— EXCERPTED RECORDS —

━━━━━━

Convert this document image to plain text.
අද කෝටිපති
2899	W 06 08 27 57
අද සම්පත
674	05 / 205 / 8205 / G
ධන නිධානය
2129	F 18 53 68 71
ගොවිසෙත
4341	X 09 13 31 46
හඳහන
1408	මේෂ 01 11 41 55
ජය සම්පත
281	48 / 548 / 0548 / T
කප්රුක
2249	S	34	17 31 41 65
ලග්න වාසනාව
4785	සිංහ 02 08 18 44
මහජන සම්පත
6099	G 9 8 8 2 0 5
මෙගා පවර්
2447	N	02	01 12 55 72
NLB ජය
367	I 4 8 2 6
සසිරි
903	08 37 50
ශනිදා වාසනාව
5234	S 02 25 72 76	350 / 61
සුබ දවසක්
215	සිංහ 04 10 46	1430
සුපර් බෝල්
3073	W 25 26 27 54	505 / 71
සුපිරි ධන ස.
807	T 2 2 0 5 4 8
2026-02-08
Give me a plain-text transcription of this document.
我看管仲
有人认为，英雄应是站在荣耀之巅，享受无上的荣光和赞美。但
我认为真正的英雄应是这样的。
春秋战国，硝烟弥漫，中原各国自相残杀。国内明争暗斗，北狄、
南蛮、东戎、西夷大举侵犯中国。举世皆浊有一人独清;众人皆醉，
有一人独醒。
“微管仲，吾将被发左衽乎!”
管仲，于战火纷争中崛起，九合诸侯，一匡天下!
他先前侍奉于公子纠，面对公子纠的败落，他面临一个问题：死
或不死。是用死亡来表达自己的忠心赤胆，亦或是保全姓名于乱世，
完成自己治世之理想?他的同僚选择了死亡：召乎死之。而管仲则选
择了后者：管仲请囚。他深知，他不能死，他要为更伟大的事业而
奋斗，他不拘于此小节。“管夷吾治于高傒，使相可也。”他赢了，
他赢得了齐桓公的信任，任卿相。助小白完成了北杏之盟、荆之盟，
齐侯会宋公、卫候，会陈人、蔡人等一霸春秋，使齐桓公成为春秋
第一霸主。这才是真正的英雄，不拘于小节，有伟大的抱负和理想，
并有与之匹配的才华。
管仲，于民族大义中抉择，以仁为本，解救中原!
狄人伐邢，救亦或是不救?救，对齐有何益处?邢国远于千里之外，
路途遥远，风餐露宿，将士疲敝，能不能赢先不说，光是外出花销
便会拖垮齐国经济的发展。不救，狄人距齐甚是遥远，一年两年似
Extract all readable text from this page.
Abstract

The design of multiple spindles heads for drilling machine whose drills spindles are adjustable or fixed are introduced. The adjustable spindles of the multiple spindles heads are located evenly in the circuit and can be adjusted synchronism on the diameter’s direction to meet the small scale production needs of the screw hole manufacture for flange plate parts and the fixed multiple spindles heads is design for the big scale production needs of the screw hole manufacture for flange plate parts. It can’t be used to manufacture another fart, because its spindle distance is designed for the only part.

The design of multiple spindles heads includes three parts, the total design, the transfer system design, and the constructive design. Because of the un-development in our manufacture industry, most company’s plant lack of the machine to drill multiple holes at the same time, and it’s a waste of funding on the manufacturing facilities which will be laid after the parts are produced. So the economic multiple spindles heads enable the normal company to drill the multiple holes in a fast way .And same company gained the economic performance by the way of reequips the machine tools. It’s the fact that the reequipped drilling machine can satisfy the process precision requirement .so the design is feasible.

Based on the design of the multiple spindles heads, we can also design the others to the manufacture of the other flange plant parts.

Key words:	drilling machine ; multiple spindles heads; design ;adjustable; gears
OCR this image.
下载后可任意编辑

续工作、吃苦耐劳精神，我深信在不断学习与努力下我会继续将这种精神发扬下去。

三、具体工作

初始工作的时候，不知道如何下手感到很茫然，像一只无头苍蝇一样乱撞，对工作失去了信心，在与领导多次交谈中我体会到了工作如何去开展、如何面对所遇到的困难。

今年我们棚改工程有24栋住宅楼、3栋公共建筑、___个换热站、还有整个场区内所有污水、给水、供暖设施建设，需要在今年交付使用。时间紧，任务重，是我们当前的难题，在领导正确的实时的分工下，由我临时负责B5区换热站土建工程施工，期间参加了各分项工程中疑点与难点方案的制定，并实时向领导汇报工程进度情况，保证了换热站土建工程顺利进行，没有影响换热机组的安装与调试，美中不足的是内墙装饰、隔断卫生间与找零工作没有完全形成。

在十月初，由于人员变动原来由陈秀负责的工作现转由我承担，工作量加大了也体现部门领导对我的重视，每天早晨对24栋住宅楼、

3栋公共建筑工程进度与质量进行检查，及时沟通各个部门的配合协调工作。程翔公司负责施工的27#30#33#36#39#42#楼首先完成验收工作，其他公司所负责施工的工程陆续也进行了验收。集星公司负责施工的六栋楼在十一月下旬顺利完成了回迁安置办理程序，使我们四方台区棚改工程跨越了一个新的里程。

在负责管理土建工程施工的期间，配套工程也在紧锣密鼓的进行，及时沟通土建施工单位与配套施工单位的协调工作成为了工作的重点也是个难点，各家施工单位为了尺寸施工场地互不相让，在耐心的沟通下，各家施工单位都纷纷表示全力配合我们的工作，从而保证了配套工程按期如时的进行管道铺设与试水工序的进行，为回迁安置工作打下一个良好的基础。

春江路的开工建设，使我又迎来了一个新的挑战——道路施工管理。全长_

━━━━━━

— PROBLEM TO WORK ON —
Show each line in the entries that holds the string "text".

— REPLY —
Convert this document image to plain text.
Give me a plain-text transcription of this document.
Extract all readable text from this page.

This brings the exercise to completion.